WHAT IS EXPECTED
Copy each line that has the string "disorders" somewhere in it.
======
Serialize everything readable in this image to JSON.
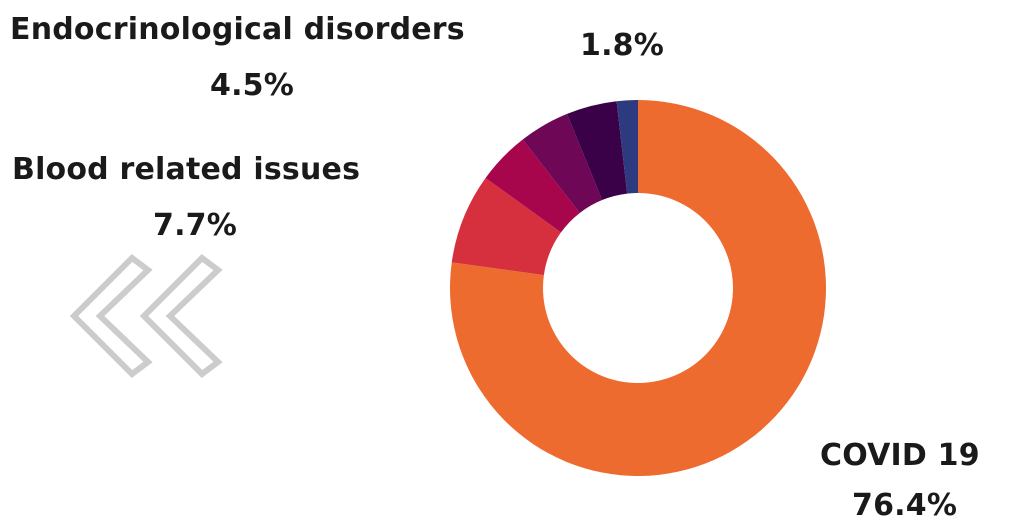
{
  "chart_data": {
    "type": "pie",
    "variant": "donut",
    "title": "",
    "slices": [
      {
        "label": "COVID 19",
        "value": 76.4,
        "display": "76.4%",
        "color": "#ee6b2f"
      },
      {
        "label": "Blood related issues",
        "value": 7.7,
        "display": "7.7%",
        "color": "#d6303f"
      },
      {
        "label": "Endocrinological disorders",
        "value": 4.5,
        "display": "4.5%",
        "color": "#a8064c"
      },
      {
        "label": "",
        "value": 4.3,
        "display": "",
        "color": "#6e0756"
      },
      {
        "label": "",
        "value": 4.3,
        "display": "",
        "color": "#3a0148"
      },
      {
        "label": "",
        "value": 1.8,
        "display": "1.8%",
        "color": "#2d3a80"
      }
    ]
  },
  "labels": {
    "endocrine_name": "Endocrinological disorders",
    "endocrine_value": "4.5%",
    "blood_name": "Blood related issues",
    "blood_value": "7.7%",
    "small_value": "1.8%",
    "covid_name": "COVID 19",
    "covid_value": "76.4%"
  },
  "decoration": {
    "chevron_icon_color": "#cccccc"
  }
}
======
SOLUTION BELOW
        "label": "Endocrinological disorders",
    "endocrine_name": "Endocrinological disorders",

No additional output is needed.